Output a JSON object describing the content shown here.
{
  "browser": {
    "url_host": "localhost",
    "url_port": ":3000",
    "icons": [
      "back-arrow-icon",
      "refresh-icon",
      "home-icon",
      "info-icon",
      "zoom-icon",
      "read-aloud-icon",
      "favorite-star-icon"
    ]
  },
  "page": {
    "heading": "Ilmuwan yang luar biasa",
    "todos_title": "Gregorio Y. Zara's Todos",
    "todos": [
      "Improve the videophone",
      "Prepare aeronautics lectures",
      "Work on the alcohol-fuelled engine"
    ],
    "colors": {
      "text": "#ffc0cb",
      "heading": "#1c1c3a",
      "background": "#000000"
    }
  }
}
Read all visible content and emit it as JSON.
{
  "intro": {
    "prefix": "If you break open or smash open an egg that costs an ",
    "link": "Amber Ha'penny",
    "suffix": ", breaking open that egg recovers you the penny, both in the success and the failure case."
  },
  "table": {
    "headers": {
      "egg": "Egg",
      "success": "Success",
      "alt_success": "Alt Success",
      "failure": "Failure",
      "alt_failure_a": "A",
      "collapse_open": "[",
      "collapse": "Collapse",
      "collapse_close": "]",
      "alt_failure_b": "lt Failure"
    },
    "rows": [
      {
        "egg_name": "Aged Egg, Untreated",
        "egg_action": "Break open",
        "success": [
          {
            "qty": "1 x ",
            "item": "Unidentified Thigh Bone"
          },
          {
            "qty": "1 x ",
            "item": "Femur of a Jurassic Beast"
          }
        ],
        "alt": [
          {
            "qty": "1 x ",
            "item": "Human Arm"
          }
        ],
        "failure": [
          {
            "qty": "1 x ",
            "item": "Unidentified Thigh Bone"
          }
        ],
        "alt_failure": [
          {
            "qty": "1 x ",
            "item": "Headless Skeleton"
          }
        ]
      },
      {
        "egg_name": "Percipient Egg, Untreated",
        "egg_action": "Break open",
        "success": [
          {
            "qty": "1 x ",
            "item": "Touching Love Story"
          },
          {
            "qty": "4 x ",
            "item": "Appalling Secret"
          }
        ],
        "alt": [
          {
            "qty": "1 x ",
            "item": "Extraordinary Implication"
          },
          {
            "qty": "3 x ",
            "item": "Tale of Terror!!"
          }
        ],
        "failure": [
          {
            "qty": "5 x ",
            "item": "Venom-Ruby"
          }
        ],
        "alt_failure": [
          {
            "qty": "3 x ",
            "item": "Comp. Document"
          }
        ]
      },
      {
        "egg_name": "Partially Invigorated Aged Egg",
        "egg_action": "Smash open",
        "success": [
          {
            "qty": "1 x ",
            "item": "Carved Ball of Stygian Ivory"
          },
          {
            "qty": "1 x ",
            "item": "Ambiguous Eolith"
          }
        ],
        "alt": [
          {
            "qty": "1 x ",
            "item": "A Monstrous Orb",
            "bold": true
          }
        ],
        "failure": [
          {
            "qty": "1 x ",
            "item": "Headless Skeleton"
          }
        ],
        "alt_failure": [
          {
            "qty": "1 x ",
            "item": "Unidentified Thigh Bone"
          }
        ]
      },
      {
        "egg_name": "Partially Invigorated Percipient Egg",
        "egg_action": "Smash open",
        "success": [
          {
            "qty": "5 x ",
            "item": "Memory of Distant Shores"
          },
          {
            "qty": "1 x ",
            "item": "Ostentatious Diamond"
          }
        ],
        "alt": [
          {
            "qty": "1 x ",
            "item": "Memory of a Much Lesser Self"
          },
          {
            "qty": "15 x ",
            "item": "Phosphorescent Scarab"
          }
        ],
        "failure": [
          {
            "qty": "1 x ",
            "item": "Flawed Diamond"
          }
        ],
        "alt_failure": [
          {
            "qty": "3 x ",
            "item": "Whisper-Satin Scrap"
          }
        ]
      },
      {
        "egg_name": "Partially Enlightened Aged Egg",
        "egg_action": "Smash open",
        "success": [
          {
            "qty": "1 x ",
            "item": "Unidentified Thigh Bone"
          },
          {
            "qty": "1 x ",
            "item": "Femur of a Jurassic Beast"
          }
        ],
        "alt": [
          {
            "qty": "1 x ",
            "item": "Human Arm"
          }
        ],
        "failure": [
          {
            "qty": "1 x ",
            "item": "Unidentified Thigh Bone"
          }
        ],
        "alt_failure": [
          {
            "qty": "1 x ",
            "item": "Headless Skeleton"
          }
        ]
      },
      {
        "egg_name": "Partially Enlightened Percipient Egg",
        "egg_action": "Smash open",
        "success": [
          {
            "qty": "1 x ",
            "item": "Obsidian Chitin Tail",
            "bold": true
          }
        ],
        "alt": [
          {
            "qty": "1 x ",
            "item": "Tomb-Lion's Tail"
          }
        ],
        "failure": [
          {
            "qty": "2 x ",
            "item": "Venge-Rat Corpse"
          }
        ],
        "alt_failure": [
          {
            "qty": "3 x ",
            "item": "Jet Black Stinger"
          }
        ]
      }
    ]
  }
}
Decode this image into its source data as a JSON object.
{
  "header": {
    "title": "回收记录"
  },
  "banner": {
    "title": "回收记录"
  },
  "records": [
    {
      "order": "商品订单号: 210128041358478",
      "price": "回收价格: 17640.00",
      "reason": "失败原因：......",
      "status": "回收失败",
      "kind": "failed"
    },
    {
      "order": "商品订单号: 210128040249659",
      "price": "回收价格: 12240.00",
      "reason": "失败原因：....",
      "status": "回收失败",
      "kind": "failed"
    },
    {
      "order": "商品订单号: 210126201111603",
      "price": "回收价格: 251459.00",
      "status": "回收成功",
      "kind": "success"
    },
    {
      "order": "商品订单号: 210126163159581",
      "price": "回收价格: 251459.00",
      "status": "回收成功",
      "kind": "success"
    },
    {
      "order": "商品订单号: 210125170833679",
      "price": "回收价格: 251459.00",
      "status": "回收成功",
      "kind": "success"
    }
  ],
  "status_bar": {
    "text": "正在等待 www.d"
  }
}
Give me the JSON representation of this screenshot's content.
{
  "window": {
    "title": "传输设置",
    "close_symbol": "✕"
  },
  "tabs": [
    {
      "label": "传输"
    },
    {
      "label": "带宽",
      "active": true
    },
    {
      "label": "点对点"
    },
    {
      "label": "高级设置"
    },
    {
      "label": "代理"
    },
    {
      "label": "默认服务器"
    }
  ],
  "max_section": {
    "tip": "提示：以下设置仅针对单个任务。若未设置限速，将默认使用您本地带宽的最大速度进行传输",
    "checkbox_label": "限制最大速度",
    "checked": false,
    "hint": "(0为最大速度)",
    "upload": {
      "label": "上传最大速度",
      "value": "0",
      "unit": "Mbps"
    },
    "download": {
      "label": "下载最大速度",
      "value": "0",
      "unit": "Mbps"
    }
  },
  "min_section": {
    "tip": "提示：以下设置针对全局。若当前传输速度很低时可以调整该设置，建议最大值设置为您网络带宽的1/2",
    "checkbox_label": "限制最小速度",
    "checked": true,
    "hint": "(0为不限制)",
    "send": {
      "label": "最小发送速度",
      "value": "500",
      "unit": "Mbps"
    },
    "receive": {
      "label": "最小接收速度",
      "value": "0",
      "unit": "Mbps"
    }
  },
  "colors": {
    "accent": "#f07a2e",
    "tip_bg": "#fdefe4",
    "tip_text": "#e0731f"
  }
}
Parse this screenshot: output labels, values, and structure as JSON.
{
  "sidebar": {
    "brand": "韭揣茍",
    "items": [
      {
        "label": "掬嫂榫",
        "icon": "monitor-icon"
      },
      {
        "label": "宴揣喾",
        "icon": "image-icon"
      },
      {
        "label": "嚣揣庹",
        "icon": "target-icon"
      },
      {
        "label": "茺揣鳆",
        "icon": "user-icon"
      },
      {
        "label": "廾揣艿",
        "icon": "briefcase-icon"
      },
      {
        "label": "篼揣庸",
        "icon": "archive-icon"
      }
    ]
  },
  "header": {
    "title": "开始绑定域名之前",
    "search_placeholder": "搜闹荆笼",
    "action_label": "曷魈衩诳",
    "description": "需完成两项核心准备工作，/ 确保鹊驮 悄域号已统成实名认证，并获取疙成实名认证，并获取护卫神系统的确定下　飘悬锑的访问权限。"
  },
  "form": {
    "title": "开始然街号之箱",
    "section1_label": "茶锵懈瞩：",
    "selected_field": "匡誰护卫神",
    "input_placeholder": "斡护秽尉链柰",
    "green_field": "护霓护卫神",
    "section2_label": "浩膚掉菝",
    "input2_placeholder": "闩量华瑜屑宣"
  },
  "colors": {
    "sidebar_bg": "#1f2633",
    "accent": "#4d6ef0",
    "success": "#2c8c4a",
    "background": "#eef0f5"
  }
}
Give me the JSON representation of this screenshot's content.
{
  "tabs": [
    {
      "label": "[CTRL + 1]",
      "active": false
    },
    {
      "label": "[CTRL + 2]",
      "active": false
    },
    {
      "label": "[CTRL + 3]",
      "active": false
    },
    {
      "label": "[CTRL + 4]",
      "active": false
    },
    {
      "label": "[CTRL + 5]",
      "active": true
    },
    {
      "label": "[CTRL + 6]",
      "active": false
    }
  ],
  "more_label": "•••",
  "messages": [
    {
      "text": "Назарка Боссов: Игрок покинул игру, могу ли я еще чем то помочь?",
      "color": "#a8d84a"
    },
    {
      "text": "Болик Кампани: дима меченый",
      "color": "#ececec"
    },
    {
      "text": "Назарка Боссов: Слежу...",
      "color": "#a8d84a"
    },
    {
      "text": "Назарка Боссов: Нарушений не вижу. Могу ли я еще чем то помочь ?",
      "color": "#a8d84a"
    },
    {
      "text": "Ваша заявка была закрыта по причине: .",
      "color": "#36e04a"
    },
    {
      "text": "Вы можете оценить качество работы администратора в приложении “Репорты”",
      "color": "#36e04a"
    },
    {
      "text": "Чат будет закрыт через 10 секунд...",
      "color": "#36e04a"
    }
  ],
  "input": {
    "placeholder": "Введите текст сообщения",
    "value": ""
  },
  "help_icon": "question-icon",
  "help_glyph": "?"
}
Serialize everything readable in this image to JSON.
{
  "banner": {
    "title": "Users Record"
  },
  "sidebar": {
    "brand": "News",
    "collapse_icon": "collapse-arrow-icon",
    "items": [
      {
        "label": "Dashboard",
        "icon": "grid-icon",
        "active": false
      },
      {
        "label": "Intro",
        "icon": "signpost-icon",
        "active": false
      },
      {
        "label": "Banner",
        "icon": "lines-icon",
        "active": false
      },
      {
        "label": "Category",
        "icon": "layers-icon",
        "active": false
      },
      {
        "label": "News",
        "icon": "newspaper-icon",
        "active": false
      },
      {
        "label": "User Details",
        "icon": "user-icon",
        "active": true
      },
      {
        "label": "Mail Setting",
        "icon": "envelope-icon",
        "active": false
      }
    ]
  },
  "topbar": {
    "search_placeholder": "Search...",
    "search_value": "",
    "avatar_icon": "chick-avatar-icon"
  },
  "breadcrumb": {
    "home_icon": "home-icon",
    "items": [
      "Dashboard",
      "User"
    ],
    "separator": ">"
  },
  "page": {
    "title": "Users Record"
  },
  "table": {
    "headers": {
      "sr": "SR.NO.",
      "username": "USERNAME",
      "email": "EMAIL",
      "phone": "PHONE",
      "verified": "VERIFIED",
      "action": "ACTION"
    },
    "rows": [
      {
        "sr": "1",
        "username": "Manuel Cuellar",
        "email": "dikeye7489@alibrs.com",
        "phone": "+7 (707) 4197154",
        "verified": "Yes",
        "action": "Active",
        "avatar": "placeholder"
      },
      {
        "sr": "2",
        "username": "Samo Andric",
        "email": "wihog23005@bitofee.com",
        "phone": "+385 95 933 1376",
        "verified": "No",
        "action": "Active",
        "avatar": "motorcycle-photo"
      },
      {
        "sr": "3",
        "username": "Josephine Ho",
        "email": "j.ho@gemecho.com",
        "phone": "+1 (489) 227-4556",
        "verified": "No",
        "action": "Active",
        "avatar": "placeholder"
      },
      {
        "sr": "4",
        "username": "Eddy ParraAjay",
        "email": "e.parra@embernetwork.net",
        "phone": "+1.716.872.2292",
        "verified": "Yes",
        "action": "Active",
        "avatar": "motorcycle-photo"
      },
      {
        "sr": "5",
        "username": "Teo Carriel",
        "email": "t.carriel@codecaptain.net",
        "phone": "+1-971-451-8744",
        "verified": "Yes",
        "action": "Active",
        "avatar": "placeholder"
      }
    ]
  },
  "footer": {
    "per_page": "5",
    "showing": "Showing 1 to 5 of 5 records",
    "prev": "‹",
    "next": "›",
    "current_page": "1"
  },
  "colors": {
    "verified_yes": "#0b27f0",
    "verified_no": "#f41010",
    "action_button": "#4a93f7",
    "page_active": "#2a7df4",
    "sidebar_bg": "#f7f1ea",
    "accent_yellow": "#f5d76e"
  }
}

* PROMPT: Copy out each line of the records where the string "Partially" appears.

* THE SOLUTION:
        "egg_name": "Partially Invigorated Aged Egg",
        "egg_name": "Partially Invigorated Percipient Egg",
        "egg_name": "Partially Enlightened Aged Egg",
        "egg_name": "Partially Enlightened Percipient Egg",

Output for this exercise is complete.